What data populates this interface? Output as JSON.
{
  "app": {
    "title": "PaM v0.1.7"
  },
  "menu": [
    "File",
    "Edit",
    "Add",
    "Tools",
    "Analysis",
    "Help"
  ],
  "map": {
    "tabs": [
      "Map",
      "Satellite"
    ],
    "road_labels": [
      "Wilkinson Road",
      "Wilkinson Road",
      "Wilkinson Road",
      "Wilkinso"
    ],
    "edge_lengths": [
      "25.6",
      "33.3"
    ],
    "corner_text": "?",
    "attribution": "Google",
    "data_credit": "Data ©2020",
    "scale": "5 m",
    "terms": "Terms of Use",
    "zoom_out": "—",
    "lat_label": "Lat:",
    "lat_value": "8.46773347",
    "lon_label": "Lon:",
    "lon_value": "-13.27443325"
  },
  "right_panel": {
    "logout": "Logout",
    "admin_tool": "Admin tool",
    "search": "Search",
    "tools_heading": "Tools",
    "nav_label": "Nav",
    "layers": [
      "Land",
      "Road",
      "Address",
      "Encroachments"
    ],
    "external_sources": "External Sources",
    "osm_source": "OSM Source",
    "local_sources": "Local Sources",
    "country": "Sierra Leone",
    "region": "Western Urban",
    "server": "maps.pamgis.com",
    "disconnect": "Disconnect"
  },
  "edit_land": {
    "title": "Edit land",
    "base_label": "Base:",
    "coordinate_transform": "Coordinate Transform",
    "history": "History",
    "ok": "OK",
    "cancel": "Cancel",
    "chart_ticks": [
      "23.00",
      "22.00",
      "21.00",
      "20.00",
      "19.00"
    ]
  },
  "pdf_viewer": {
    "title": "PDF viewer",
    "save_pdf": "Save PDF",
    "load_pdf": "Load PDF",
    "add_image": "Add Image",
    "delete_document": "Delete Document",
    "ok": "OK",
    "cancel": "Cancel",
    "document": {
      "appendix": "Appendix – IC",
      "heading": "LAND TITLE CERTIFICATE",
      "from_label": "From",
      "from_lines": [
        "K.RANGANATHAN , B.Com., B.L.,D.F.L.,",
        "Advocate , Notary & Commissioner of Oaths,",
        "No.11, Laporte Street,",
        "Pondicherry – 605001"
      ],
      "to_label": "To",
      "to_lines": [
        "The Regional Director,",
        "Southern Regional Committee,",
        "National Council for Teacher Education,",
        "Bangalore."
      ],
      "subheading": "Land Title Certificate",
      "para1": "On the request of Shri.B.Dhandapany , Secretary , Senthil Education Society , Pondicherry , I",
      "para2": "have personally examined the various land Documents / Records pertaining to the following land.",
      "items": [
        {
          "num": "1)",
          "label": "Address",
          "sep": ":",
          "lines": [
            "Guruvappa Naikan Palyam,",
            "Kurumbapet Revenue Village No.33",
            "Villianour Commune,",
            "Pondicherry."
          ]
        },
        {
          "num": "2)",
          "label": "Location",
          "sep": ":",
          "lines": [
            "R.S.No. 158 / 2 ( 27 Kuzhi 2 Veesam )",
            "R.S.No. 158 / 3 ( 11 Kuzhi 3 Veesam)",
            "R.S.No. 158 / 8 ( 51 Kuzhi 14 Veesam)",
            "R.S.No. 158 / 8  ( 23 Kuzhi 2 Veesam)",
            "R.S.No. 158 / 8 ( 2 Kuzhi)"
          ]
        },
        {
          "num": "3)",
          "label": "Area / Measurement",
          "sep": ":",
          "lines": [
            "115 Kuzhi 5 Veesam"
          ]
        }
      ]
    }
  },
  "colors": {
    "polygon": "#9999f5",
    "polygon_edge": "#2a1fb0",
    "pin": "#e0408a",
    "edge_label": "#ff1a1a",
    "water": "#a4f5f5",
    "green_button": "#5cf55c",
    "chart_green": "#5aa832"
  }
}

## The request
Copy each line that contains the word "Pondicherry".

## Correct output
        "Pondicherry – 605001"
      "para1": "On the request of Shri.B.Dhandapany , Secretary , Senthil Education Society , Pondicherry , I",
            "Pondicherry."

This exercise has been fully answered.